Record extracts:
○ ○ ○ ○ ○
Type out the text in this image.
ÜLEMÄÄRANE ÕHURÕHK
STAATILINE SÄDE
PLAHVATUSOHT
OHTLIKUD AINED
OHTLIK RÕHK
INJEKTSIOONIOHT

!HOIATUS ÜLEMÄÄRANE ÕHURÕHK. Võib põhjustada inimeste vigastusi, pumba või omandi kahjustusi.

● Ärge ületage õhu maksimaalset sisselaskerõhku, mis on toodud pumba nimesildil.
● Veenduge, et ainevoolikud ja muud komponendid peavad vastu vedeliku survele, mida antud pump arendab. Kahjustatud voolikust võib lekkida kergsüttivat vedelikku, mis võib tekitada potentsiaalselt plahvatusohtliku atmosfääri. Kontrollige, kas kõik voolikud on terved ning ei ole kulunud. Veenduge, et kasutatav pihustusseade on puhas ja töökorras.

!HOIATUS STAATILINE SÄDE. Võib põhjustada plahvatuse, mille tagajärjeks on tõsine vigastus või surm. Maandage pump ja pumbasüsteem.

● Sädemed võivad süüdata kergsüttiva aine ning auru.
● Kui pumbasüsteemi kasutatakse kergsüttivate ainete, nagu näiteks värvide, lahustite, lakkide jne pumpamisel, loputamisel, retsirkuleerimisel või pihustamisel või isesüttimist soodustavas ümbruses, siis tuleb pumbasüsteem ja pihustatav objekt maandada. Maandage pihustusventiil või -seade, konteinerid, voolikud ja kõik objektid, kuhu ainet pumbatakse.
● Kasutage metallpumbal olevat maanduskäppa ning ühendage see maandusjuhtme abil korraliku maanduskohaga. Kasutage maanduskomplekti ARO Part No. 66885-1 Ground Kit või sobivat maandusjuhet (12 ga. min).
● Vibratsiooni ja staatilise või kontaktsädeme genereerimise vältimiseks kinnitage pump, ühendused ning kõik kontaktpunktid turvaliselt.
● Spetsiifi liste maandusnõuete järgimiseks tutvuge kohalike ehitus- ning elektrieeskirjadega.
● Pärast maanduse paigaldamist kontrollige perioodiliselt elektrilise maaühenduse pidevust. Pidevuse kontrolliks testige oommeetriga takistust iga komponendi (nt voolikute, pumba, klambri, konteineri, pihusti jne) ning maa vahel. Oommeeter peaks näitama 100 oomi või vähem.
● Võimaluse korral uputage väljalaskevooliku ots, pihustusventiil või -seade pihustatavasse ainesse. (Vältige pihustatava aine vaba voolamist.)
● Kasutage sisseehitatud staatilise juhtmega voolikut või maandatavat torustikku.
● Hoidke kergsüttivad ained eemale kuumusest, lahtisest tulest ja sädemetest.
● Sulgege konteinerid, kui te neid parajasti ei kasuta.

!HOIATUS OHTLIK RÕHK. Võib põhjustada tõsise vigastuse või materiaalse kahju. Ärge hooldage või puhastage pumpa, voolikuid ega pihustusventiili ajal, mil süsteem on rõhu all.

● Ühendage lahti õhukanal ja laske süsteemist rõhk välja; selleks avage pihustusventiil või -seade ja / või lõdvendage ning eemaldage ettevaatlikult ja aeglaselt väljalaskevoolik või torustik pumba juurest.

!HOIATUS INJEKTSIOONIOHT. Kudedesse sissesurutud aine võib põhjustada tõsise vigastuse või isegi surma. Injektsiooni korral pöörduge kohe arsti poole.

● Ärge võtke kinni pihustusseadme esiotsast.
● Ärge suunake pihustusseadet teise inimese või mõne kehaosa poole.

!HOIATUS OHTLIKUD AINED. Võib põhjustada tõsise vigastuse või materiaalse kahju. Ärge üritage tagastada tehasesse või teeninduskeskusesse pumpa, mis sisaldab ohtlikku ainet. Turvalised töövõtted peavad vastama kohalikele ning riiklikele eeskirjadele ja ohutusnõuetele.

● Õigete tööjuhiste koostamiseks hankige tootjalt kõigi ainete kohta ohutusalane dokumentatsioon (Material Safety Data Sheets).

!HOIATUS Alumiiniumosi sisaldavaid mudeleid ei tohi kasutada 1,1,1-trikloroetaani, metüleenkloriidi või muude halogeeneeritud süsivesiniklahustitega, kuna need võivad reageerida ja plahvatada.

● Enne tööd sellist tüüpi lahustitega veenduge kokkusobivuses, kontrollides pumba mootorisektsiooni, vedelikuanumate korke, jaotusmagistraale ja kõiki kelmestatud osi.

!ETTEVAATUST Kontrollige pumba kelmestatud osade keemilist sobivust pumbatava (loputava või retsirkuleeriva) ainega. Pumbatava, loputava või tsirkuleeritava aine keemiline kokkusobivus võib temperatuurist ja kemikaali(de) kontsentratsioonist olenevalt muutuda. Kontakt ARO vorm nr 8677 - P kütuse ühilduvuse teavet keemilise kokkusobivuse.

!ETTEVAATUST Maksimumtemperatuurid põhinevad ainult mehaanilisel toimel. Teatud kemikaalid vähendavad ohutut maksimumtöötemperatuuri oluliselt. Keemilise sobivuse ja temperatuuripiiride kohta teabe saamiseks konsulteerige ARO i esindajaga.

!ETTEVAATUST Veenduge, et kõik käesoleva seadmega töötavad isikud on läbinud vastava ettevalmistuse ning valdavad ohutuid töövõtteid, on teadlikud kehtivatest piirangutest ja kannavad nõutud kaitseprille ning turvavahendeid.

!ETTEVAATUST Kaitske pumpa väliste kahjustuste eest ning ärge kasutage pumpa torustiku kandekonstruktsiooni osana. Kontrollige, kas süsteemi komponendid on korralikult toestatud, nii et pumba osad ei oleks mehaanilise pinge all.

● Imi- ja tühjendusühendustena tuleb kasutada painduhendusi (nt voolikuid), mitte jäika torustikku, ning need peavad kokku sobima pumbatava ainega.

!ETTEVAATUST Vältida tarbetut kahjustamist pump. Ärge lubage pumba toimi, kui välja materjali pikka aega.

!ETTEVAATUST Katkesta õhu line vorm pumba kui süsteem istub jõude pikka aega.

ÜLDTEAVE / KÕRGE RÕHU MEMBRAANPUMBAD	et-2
○ ○ ○ ○ ○
Problem description:
Write the entire listing out again, word for word.

Reply to the exercise:
Type out the text in this image.
ÜLEMÄÄRANE ÕHURÕHK
STAATILINE SÄDE
PLAHVATUSOHT
OHTLIKUD AINED
OHTLIK RÕHK
INJEKTSIOONIOHT

!HOIATUS ÜLEMÄÄRANE ÕHURÕHK. Võib põhjustada inimeste vigastusi, pumba või omandi kahjustusi.

● Ärge ületage õhu maksimaalset sisselaskerõhku, mis on toodud pumba nimesildil.
● Veenduge, et ainevoolikud ja muud komponendid peavad vastu vedeliku survele, mida antud pump arendab. Kahjustatud voolikust võib lekkida kergsüttivat vedelikku, mis võib tekitada potentsiaalselt plahvatusohtliku atmosfääri. Kontrollige, kas kõik voolikud on terved ning ei ole kulunud. Veenduge, et kasutatav pihustusseade on puhas ja töökorras.

!HOIATUS STAATILINE SÄDE. Võib põhjustada plahvatuse, mille tagajärjeks on tõsine vigastus või surm. Maandage pump ja pumbasüsteem.

● Sädemed võivad süüdata kergsüttiva aine ning auru.
● Kui pumbasüsteemi kasutatakse kergsüttivate ainete, nagu näiteks värvide, lahustite, lakkide jne pumpamisel, loputamisel, retsirkuleerimisel või pihustamisel või isesüttimist soodustavas ümbruses, siis tuleb pumbasüsteem ja pihustatav objekt maandada. Maandage pihustusventiil või -seade, konteinerid, voolikud ja kõik objektid, kuhu ainet pumbatakse.
● Kasutage metallpumbal olevat maanduskäppa ning ühendage see maandusjuhtme abil korraliku maanduskohaga. Kasutage maanduskomplekti ARO Part No. 66885-1 Ground Kit või sobivat maandusjuhet (12 ga. min).
● Vibratsiooni ja staatilise või kontaktsädeme genereerimise vältimiseks kinnitage pump, ühendused ning kõik kontaktpunktid turvaliselt.
● Spetsiifi liste maandusnõuete järgimiseks tutvuge kohalike ehitus- ning elektrieeskirjadega.
● Pärast maanduse paigaldamist kontrollige perioodiliselt elektrilise maaühenduse pidevust. Pidevuse kontrolliks testige oommeetriga takistust iga komponendi (nt voolikute, pumba, klambri, konteineri, pihusti jne) ning maa vahel. Oommeeter peaks näitama 100 oomi või vähem.
● Võimaluse korral uputage väljalaskevooliku ots, pihustusventiil või -seade pihustatavasse ainesse. (Vältige pihustatava aine vaba voolamist.)
● Kasutage sisseehitatud staatilise juhtmega voolikut või maandatavat torustikku.
● Hoidke kergsüttivad ained eemale kuumusest, lahtisest tulest ja sädemetest.
● Sulgege konteinerid, kui te neid parajasti ei kasuta.

!HOIATUS OHTLIK RÕHK. Võib põhjustada tõsise vigastuse või materiaalse kahju. Ärge hooldage või puhastage pumpa, voolikuid ega pihustusventiili ajal, mil süsteem on rõhu all.

● Ühendage lahti õhukanal ja laske süsteemist rõhk välja; selleks avage pihustusventiil või -seade ja / või lõdvendage ning eemaldage ettevaatlikult ja aeglaselt väljalaskevoolik või torustik pumba juurest.

!HOIATUS INJEKTSIOONIOHT. Kudedesse sissesurutud aine võib põhjustada tõsise vigastuse või isegi surma. Injektsiooni korral pöörduge kohe arsti poole.

● Ärge võtke kinni pihustusseadme esiotsast.
● Ärge suunake pihustusseadet teise inimese või mõne kehaosa poole.

!HOIATUS OHTLIKUD AINED. Võib põhjustada tõsise vigastuse või materiaalse kahju. Ärge üritage tagastada tehasesse või teeninduskeskusesse pumpa, mis sisaldab ohtlikku ainet. Turvalised töövõtted peavad vastama kohalikele ning riiklikele eeskirjadele ja ohutusnõuetele.

● Õigete tööjuhiste koostamiseks hankige tootjalt kõigi ainete kohta ohutusalane dokumentatsioon (Material Safety Data Sheets).

!HOIATUS Alumiiniumosi sisaldavaid mudeleid ei tohi kasutada 1,1,1-trikloroetaani, metüleenkloriidi või muude halogeeneeritud süsivesiniklahustitega, kuna need võivad reageerida ja plahvatada.

● Enne tööd sellist tüüpi lahustitega veenduge kokkusobivuses, kontrollides pumba mootorisektsiooni, vedelikuanumate korke, jaotusmagistraale ja kõiki kelmestatud osi.

!ETTEVAATUST Kontrollige pumba kelmestatud osade keemilist sobivust pumbatava (loputava või retsirkuleeriva) ainega. Pumbatava, loputava või tsirkuleeritava aine keemiline kokkusobivus võib temperatuurist ja kemikaali(de) kontsentratsioonist olenevalt muutuda. Kontakt ARO vorm nr 8677 - P kütuse ühilduvuse teavet keemilise kokkusobivuse.

!ETTEVAATUST Maksimumtemperatuurid põhinevad ainult mehaanilisel toimel. Teatud kemikaalid vähendavad ohutut maksimumtöötemperatuuri oluliselt. Keemilise sobivuse ja temperatuuripiiride kohta teabe saamiseks konsulteerige ARO i esindajaga.

!ETTEVAATUST Veenduge, et kõik käesoleva seadmega töötavad isikud on läbinud vastava ettevalmistuse ning valdavad ohutuid töövõtteid, on teadlikud kehtivatest piirangutest ja kannavad nõutud kaitseprille ning turvavahendeid.

!ETTEVAATUST Kaitske pumpa väliste kahjustuste eest ning ärge kasutage pumpa torustiku kandekonstruktsiooni osana. Kontrollige, kas süsteemi komponendid on korralikult toestatud, nii et pumba osad ei oleks mehaanilise pinge all.

● Imi- ja tühjendusühendustena tuleb kasutada painduhendusi (nt voolikuid), mitte jäika torustikku, ning need peavad kokku sobima pumbatava ainega.

!ETTEVAATUST Vältida tarbetut kahjustamist pump. Ärge lubage pumba toimi, kui välja materjali pikka aega.

!ETTEVAATUST Katkesta õhu line vorm pumba kui süsteem istub jõude pikka aega.

ÜLDTEAVE / KÕRGE RÕHU MEMBRAANPUMBAD	et-2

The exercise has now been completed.